### Task statement
Only lines with the word "parties" are needed; collect each of them from the listing below.

§

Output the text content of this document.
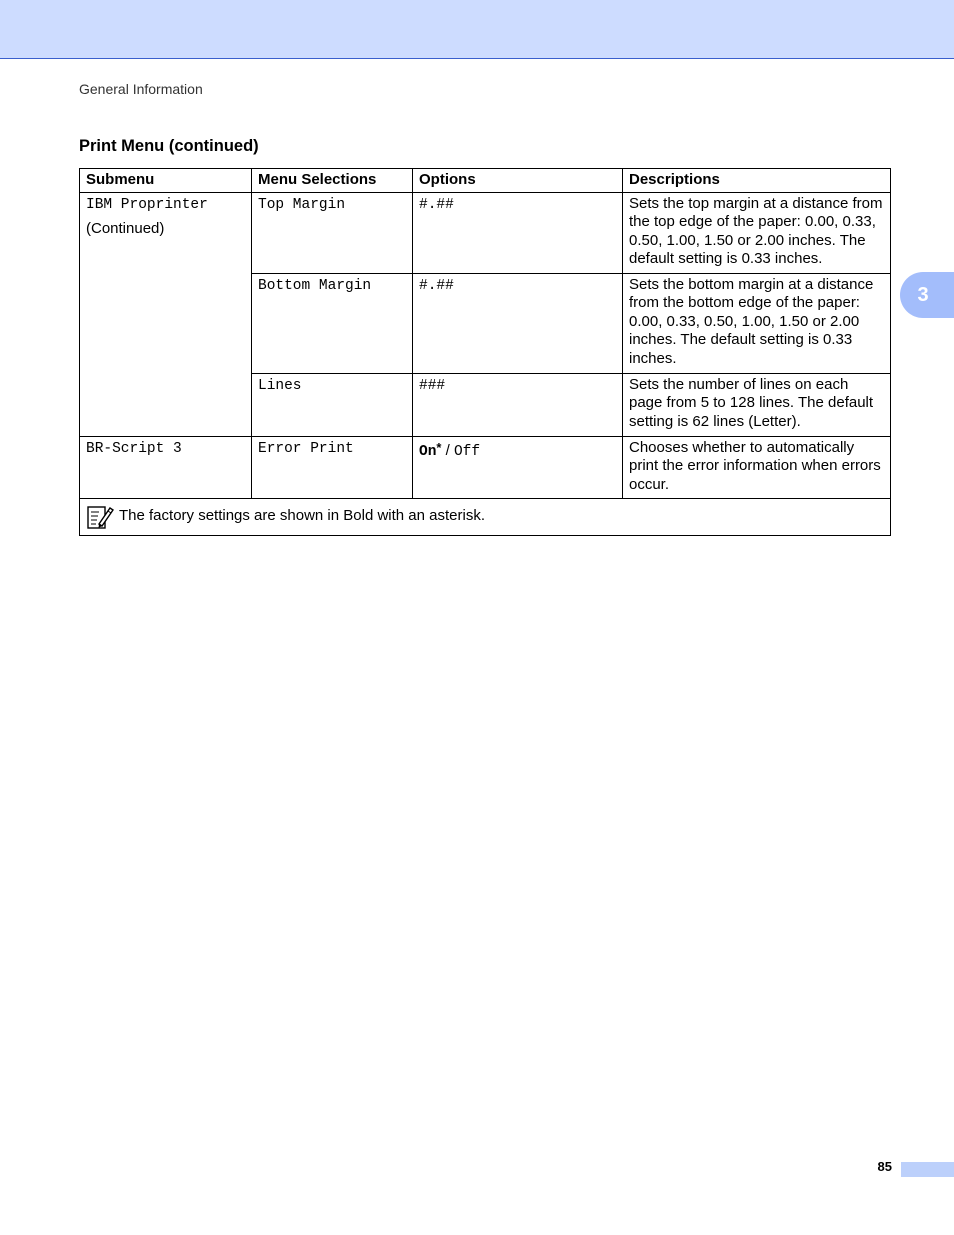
General Information
3
Print Menu (continued)
Submenu	Menu Selections	Options	Descriptions
IBM Proprinter
(Continued)	Top Margin	#.##	Sets the top margin at a distance from the top edge of the paper: 0.00, 0.33, 0.50, 1.00, 1.50 or 2.00 inches. The default setting is 0.33 inches.
	Bottom Margin	#.##	Sets the bottom margin at a distance from the bottom edge of the paper: 0.00, 0.33, 0.50, 1.00, 1.50 or 2.00 inches. The default setting is 0.33 inches.
	Lines	###	Sets the number of lines on each page from 5 to 128 lines. The default setting is 62 lines (Letter).
BR-Script 3	Error Print	On* / Off	Chooses whether to automatically print the error information when errors occur.

The factory settings are shown in Bold with an asterisk.			
85
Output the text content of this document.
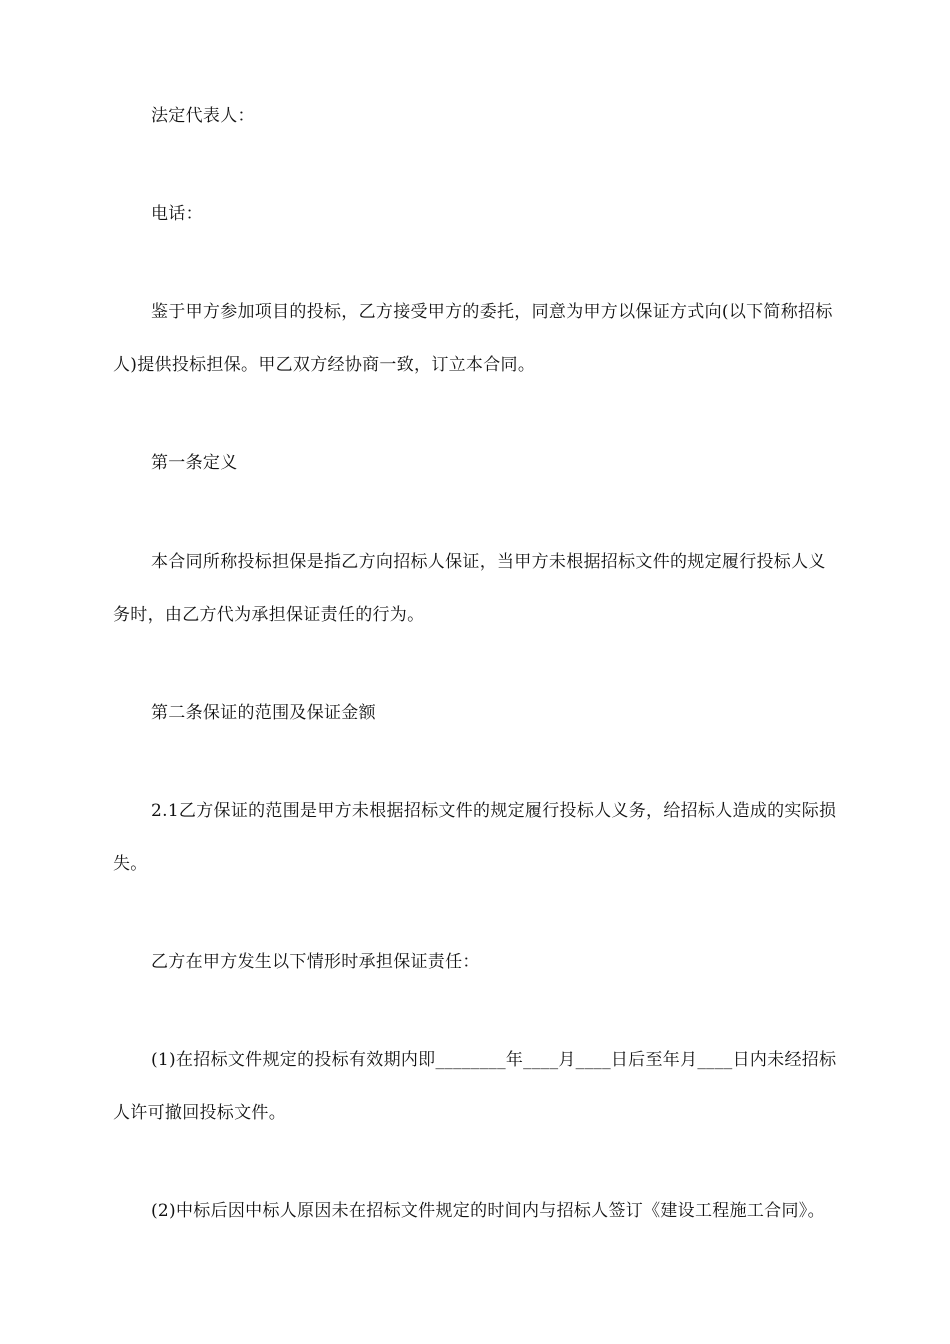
法定代表人：

电话：

鉴于甲方参加项目的投标，乙方接受甲方的委托，同意为甲方以保证方式向(以下简称招标人)提供投标担保。甲乙双方经协商一致，订立本合同。

第一条定义

本合同所称投标担保是指乙方向招标人保证，当甲方未根据招标文件的规定履行投标人义务时，由乙方代为承担保证责任的行为。

第二条保证的范围及保证金额

2.1乙方保证的范围是甲方未根据招标文件的规定履行投标人义务，给招标人造成的实际损失。

乙方在甲方发生以下情形时承担保证责任：

(1)在招标文件规定的投标有效期内即________年____月____日后至年月____日内未经招标人许可撤回投标文件。

(2)中标后因中标人原因未在招标文件规定的时间内与招标人签订《建设工程施工合同》。
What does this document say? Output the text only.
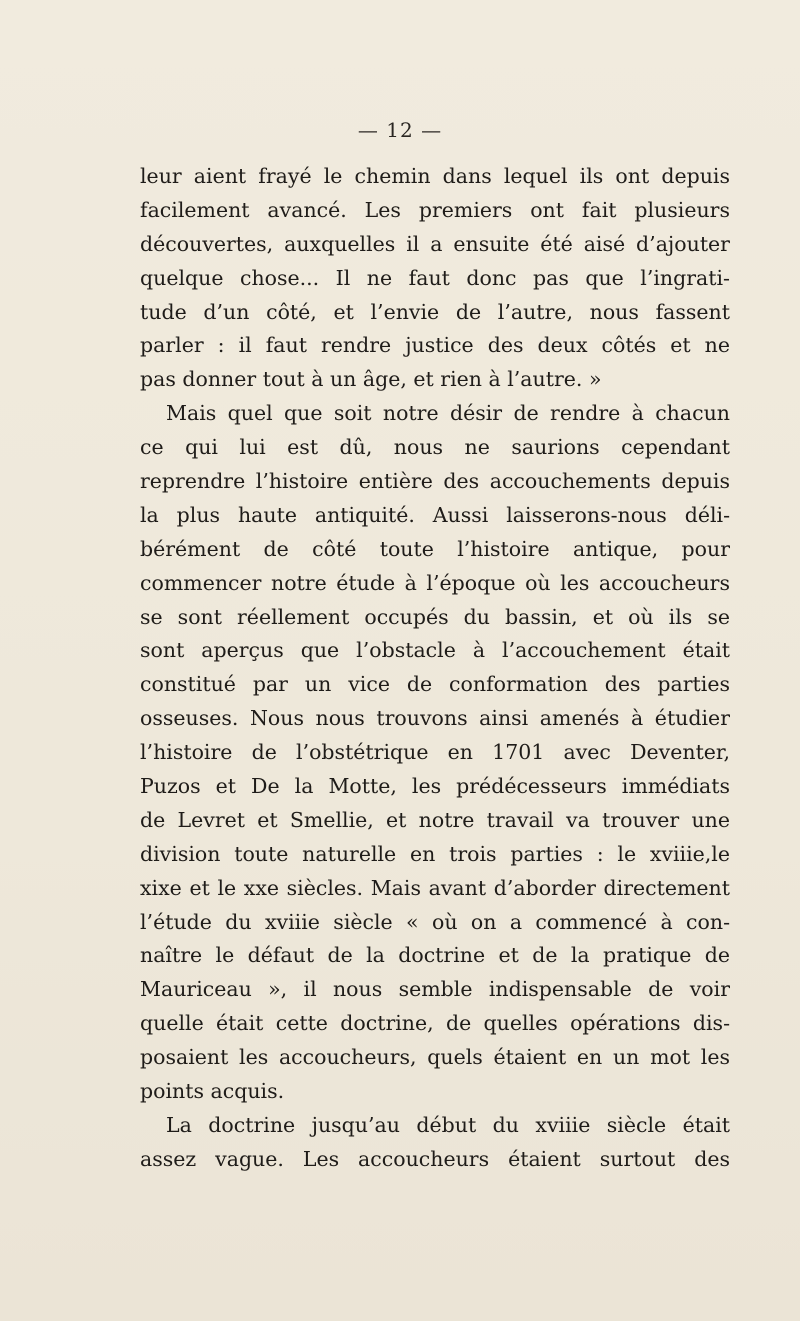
— 12 —
leur aient frayé le chemin dans lequel ils ont depuis
facilement avancé. Les premiers ont fait plusieurs
découvertes, auxquelles il a ensuite été aisé d’ajouter
quelque chose... Il ne faut donc pas que l’ingrati-
tude d’un côté, et l’envie de l’autre, nous fassent
parler : il faut rendre justice des deux côtés et ne
pas donner tout à un âge, et rien à l’autre. »
Mais quel que soit notre désir de rendre à chacun
ce qui lui est dû, nous ne saurions cependant
reprendre l’histoire entière des accouchements depuis
la plus haute antiquité. Aussi laisserons-nous déli-
bérément de côté toute l’histoire antique, pour
commencer notre étude à l’époque où les accoucheurs
se sont réellement occupés du bassin, et où ils se
sont aperçus que l’obstacle à l’accouchement était
constitué par un vice de conformation des parties
osseuses. Nous nous trouvons ainsi amenés à étudier
l’histoire de l’obstétrique en 1701 avec Deventer,
Puzos et De la Motte, les prédécesseurs immédiats
de Levret et Smellie, et notre travail va trouver une
division toute naturelle en trois parties : le xviiie,le
xixe et le xxe siècles. Mais avant d’aborder directement
l’étude du xviiie siècle « où on a commencé à con-
naître le défaut de la doctrine et de la pratique de
Mauriceau », il nous semble indispensable de voir
quelle était cette doctrine, de quelles opérations dis-
posaient les accoucheurs, quels étaient en un mot les
points acquis.
La doctrine jusqu’au début du xviiie siècle était
assez vague. Les accoucheurs étaient surtout des
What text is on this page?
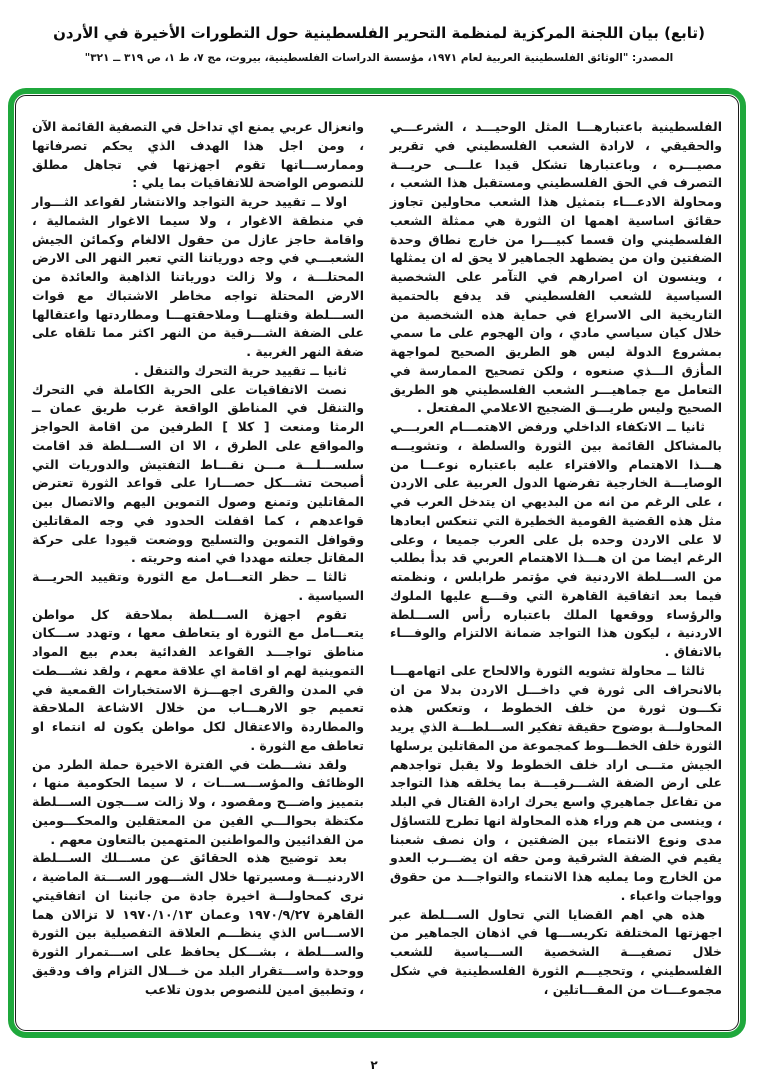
(تابع) بيان اللجنة المركزية لمنظمة التحرير الفلسطينية حول التطورات الأخيرة في الأردن
المصدر: "الوثائق الفلسطينية العربية لعام ١٩٧١، مؤسسة الدراسات الفلسطينية، بيروت، مج ٧، ط ١، ص ٣١٩ ــ ٣٢١"

الفلسطينية باعتبارهـــا المثل الوحيـــد ، الشرعـــي والحقيقي ، لارادة الشعب الفلسطيني في تقرير مصيـــره ، وباعتبارها تشكل قيدا علـــى حريـــة التصرف في الحق الفلسطيني ومستقبل هذا الشعب ، ومحاولة الادعـــاء بتمثيل هذا الشعب محاولين تجاوز حقائق اساسية اهمها ان الثورة هي ممثلة الشعب الفلسطيني وان قسما كبيـــرا من خارج نطاق وحدة الضفتين وان من يضطهد الجماهير لا يحق له ان يمثلها ، وينسون ان اصرارهم في التآمر على الشخصية السياسية للشعب الفلسطيني قد يدفع بالحتمية التاريخية الى الاسراع في حماية هذه الشخصية من خلال كيان سياسي مادي ، وان الهجوم على ما سمي بمشروع الدولة ليس هو الطريق الصحيح لمواجهة المأزق الـــذي صنعوه ، ولكن تصحيح الممارسة في التعامل مع جماهيـــر الشعب الفلسطيني هو الطريق الصحيح وليس طريـــق الضجيج الاعلامي المفتعل .

ثانيا ــ الاتكفاء الداخلي ورفض الاهتمـــام العربـــي بالمشاكل القائمة بين الثورة والسلطة ، وتشويـــه هـــذا الاهتمام والافتراء عليه باعتباره نوعـــا من الوصايـــة الخارجية تفرضها الدول العربية على الاردن ، على الرغم من انه من البديهي ان يتدخل العرب في مثل هذه القضية القومية الخطيرة التي تنعكس ابعادها لا على الاردن وحده بل على العرب جميعا ، وعلى الرغم ايضا من ان هـــذا الاهتمام العربي قد بدأ بطلب من الســـلطة الاردنية في مؤتمر طرابلس ، ونظمته فيما بعد اتفاقية القاهرة التي وقـــع عليها الملوك والرؤساء ووقعها الملك باعتباره رأس الســـلطة الاردنية ، ليكون هذا التواجد ضمانة الالتزام والوفـــاء بالاتفاق .

ثالثا ــ محاولة تشويه الثورة والالحاح على اتهامهـــا بالانحراف الى ثورة في داخـــل الاردن بدلا من ان تكـــون ثورة من خلف الخطوط ، وتعكس هذه المحاولـــة بوضوح حقيقة تفكير الســـلطـــة الذي يريد الثورة خلف الخطـــوط كمجموعة من المقاتلين يرسلها الجيش متـــى اراد خلف الخطوط ولا يقبل تواجدهم على ارض الضفة الشـــرقيـــة بما يخلقه هذا التواجد من تفاعل جماهيري واسع يحرك ارادة القتال في البلد ، وينسى من هم وراء هذه المحاولة انها تطرح للتساؤل مدى ونوع الانتماء بين الضفتين ، وان نصف شعبنا يقيم في الضفة الشرقية ومن حقه ان يضـــرب العدو من الخارج وما يمليه هذا الانتماء والتواجـــد من حقوق وواجبات واعباء .

هذه هي اهم القضايا التي تحاول الســـلطة عبر اجهزتها المختلفة تكريســـها في اذهان الجماهير من خلال تصفيـــة الشخصية الســـياسية للشعب الفلسطيني ، وتحجيـــم الثورة الفلسطينية في شكل مجموعـــات من المقـــاتلين ،

وانعزال عربي يمنع اي تداخل في التصفية القائمة الآن ، ومن اجل هذا الهدف الذي يحكم تصرفاتها وممارســـاتها تقوم اجهزتها في تجاهل مطلق للنصوص الواضحة للاتفاقيات بما يلي :

اولا ــ تقييد حرية التواجد والانتشار لقواعد الثـــوار في منطقة الاغوار ، ولا سيما الاغوار الشمالية ، واقامة حاجز عازل من حقول الالغام وكمائن الجيش الشعبـــي في وجه دورياتنا التي تعبر النهر الى الارض المحتلـــة ، ولا زالت دورياتنا الذاهبة والعائدة من الارض المحتلة تواجه مخاطر الاشتباك مع قوات الســـلطة وقتلهـــا وملاحقتهـــا ومطاردتها واعتقالها على الضفة الشـــرقية من النهر اكثر مما تلقاه على ضفة النهر الغربية .

ثانيا ــ تقييد حرية التحرك والتنقل .

نصت الاتفاقيات على الحرية الكاملة في التحرك والتنقل في المناطق الواقعة غرب طريق عمان ــ الرمثا ومنعت [ كلا ] الطرفين من اقامة الحواجز والمواقع على الطرق ، الا ان الســـلطة قد اقامت سلســـلـــة مـــن نقـــاط التفتيش والدوريات التي أصبحت تشـــكل حصـــارا على قواعد الثورة تعترض المقاتلين وتمنع وصول التموين اليهم والاتصال بين قواعدهم ، كما اقفلت الحدود في وجه المقاتلين وقوافل التموين والتسليح ووضعت قيودا على حركة المقاتل جعلته مهددا في امنه وحريته .

ثالثا ــ حظر التعـــامل مع الثورة وتقييد الحريـــة السياسية .

تقوم اجهزة الســـلطة بملاحقة كل مواطن يتعـــامل مع الثورة او يتعاطف معها ، وتهدد ســـكان مناطق تواجـــد القواعد الفدائية بعدم بيع المواد التموينية لهم او اقامة اي علاقة معهم ، ولقد نشـــطت في المدن والقرى اجهـــزة الاستخبارات القمعية في تعميم جو الارهـــاب من خلال الاشاعة الملاحقة والمطاردة والاعتقال لكل مواطن يكون له انتماء او تعاطف مع الثورة .

ولقد نشـــطت في الفترة الاخيرة حملة الطرد من الوظائف والمؤســـســـات ، لا سيما الحكومية منها ، بتمييز واضـــح ومقصود ، ولا زالت ســـجون الســـلطة مكتظة بحوالـــي الفين من المعتقلين والمحكـــومين من الفدائيين والمواطنين المتهمين بالتعاون معهم .

بعد توضيح هذه الحقائق عن مســـلك الســـلطة الاردنيـــة ومسيرتها خلال الشـــهور الســـتة الماضية ، نرى كمحاولـــة اخيرة جادة من جانبنا ان اتفاقيتي القاهرة ١٩٧٠/٩/٢٧ وعمان ١٩٧٠/١٠/١٣ لا تزالان هما الاســـاس الذي ينظـــم العلاقة التفصيلية بين الثورة والســـلطة ، بشـــكل يحافظ على اســـتمرار الثورة ووحدة واســـتقرار البلد من خـــلال التزام واف ودقيق ، وتطبيق امين للنصوص بدون تلاعب

٢
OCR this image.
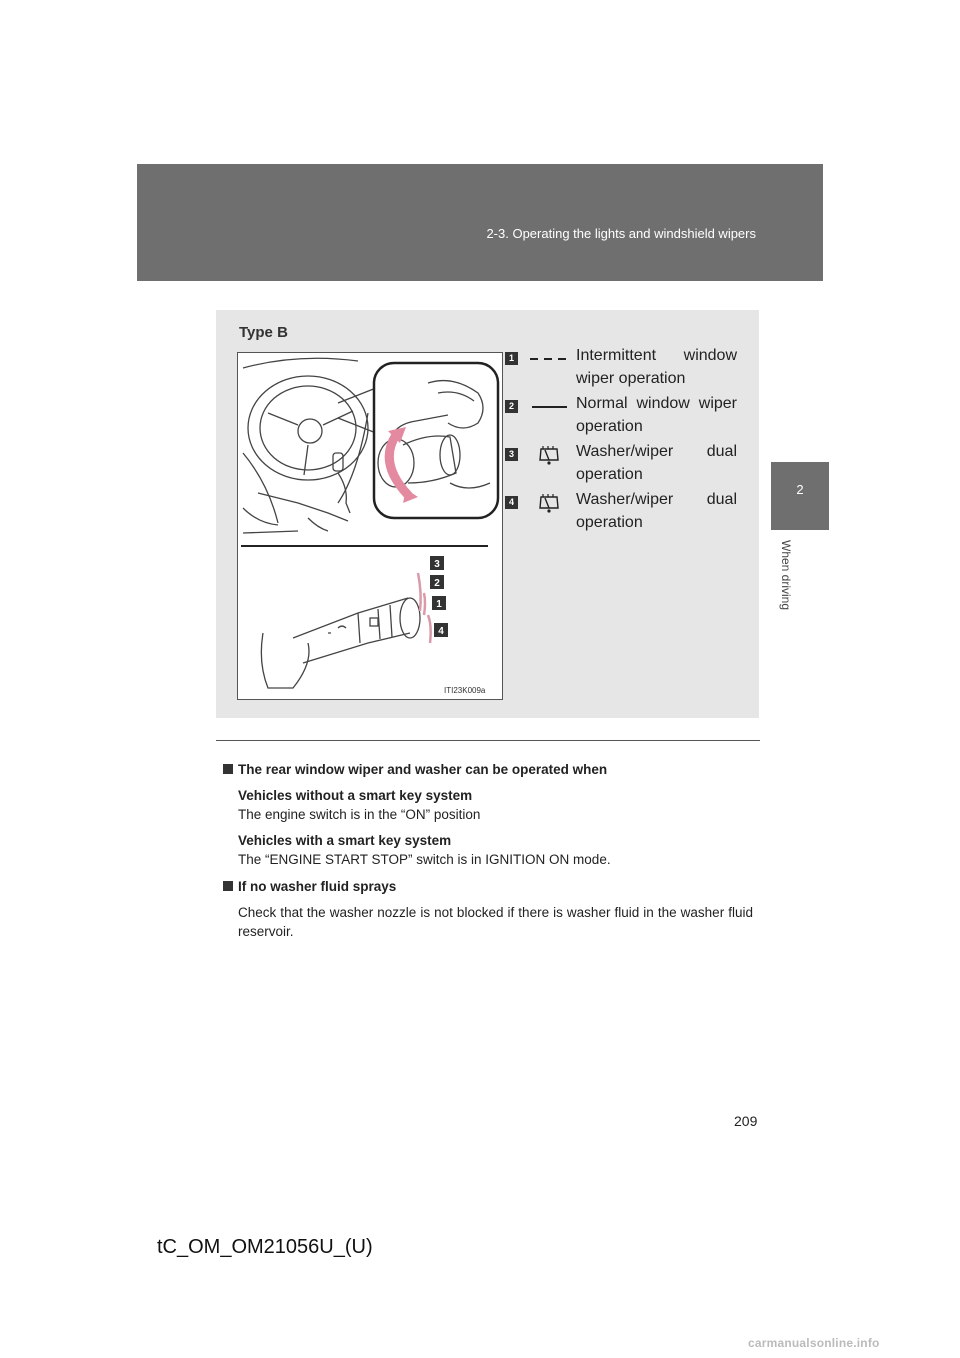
2-3. Operating the lights and windshield wipers
2
When driving
Type B
3
2
1
4
ITI23K009a
1	Intermittent window wiper operation
2	Normal window wiper operation
3	Washer/wiper dual operation
4	Washer/wiper dual operation
The rear window wiper and washer can be operated when
Vehicles without a smart key system
The engine switch is in the “ON” position
Vehicles with a smart key system
The “ENGINE START STOP” switch is in IGNITION ON mode.
If no washer fluid sprays
Check that the washer nozzle is not blocked if there is washer fluid in the washer fluid reservoir.
209
tC_OM_OM21056U_(U)
carmanualsonline.info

§

### Full answer
constitué par un vice de conformation des parties
division toute naturelle en trois parties : le xviiie,le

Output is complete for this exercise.